**Exercise details**
Retype the material in full, keeping every word the same.

**Material for this exercise**
- - -
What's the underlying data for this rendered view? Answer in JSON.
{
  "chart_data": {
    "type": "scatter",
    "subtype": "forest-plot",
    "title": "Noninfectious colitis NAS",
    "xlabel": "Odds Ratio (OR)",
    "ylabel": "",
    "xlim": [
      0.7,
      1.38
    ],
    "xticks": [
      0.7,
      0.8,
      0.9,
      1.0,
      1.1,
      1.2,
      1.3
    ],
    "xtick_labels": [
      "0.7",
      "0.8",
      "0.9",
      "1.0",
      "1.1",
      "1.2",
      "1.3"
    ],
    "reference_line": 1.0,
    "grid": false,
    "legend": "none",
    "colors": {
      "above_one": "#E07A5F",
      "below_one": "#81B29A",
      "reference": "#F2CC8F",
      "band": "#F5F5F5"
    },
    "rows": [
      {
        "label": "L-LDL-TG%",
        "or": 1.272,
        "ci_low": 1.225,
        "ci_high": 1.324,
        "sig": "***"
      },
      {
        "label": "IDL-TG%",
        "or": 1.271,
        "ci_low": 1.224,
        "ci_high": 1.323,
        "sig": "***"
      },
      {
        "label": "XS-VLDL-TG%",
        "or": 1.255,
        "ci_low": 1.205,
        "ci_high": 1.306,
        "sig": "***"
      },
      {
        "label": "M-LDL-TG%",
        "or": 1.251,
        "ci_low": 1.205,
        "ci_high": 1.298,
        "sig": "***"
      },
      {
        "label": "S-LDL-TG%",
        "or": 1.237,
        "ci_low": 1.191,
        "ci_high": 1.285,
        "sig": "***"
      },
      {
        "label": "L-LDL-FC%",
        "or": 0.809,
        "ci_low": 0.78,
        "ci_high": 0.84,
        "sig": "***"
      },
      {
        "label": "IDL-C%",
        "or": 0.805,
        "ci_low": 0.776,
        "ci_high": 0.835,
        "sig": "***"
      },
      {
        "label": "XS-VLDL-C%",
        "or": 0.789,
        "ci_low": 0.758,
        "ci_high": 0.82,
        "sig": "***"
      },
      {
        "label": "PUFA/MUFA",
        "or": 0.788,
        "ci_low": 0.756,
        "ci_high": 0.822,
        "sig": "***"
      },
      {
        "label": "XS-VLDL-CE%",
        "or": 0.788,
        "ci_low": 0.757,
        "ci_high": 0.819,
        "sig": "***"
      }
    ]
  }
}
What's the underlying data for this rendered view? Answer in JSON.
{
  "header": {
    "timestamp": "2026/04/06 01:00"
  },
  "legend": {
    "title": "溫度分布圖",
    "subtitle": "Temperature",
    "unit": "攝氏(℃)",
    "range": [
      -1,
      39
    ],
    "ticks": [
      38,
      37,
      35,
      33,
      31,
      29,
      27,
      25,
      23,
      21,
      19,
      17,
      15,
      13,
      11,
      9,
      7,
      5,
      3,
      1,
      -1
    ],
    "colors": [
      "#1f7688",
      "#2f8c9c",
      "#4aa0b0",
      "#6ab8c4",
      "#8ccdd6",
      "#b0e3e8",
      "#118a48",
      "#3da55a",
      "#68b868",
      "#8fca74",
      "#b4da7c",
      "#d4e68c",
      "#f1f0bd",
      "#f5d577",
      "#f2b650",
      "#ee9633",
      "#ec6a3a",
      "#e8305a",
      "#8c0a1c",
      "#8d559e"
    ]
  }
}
- - -
**The output**
What's the underlying data for this rendered view? Answer in JSON.
{
  "chart_data": {
    "type": "scatter",
    "subtype": "forest-plot",
    "title": "Noninfectious colitis NAS",
    "xlabel": "Odds Ratio (OR)",
    "ylabel": "",
    "xlim": [
      0.7,
      1.38
    ],
    "xticks": [
      0.7,
      0.8,
      0.9,
      1.0,
      1.1,
      1.2,
      1.3
    ],
    "xtick_labels": [
      "0.7",
      "0.8",
      "0.9",
      "1.0",
      "1.1",
      "1.2",
      "1.3"
    ],
    "reference_line": 1.0,
    "grid": false,
    "legend": "none",
    "colors": {
      "above_one": "#E07A5F",
      "below_one": "#81B29A",
      "reference": "#F2CC8F",
      "band": "#F5F5F5"
    },
    "rows": [
      {
        "label": "L-LDL-TG%",
        "or": 1.272,
        "ci_low": 1.225,
        "ci_high": 1.324,
        "sig": "***"
      },
      {
        "label": "IDL-TG%",
        "or": 1.271,
        "ci_low": 1.224,
        "ci_high": 1.323,
        "sig": "***"
      },
      {
        "label": "XS-VLDL-TG%",
        "or": 1.255,
        "ci_low": 1.205,
        "ci_high": 1.306,
        "sig": "***"
      },
      {
        "label": "M-LDL-TG%",
        "or": 1.251,
        "ci_low": 1.205,
        "ci_high": 1.298,
        "sig": "***"
      },
      {
        "label": "S-LDL-TG%",
        "or": 1.237,
        "ci_low": 1.191,
        "ci_high": 1.285,
        "sig": "***"
      },
      {
        "label": "L-LDL-FC%",
        "or": 0.809,
        "ci_low": 0.78,
        "ci_high": 0.84,
        "sig": "***"
      },
      {
        "label": "IDL-C%",
        "or": 0.805,
        "ci_low": 0.776,
        "ci_high": 0.835,
        "sig": "***"
      },
      {
        "label": "XS-VLDL-C%",
        "or": 0.789,
        "ci_low": 0.758,
        "ci_high": 0.82,
        "sig": "***"
      },
      {
        "label": "PUFA/MUFA",
        "or": 0.788,
        "ci_low": 0.756,
        "ci_high": 0.822,
        "sig": "***"
      },
      {
        "label": "XS-VLDL-CE%",
        "or": 0.788,
        "ci_low": 0.757,
        "ci_high": 0.819,
        "sig": "***"
      }
    ]
  }
}
What's the underlying data for this rendered view? Answer in JSON.
{
  "header": {
    "timestamp": "2026/04/06 01:00"
  },
  "legend": {
    "title": "溫度分布圖",
    "subtitle": "Temperature",
    "unit": "攝氏(℃)",
    "range": [
      -1,
      39
    ],
    "ticks": [
      38,
      37,
      35,
      33,
      31,
      29,
      27,
      25,
      23,
      21,
      19,
      17,
      15,
      13,
      11,
      9,
      7,
      5,
      3,
      1,
      -1
    ],
    "colors": [
      "#1f7688",
      "#2f8c9c",
      "#4aa0b0",
      "#6ab8c4",
      "#8ccdd6",
      "#b0e3e8",
      "#118a48",
      "#3da55a",
      "#68b868",
      "#8fca74",
      "#b4da7c",
      "#d4e68c",
      "#f1f0bd",
      "#f5d577",
      "#f2b650",
      "#ee9633",
      "#ec6a3a",
      "#e8305a",
      "#8c0a1c",
      "#8d559e"
    ]
  }
}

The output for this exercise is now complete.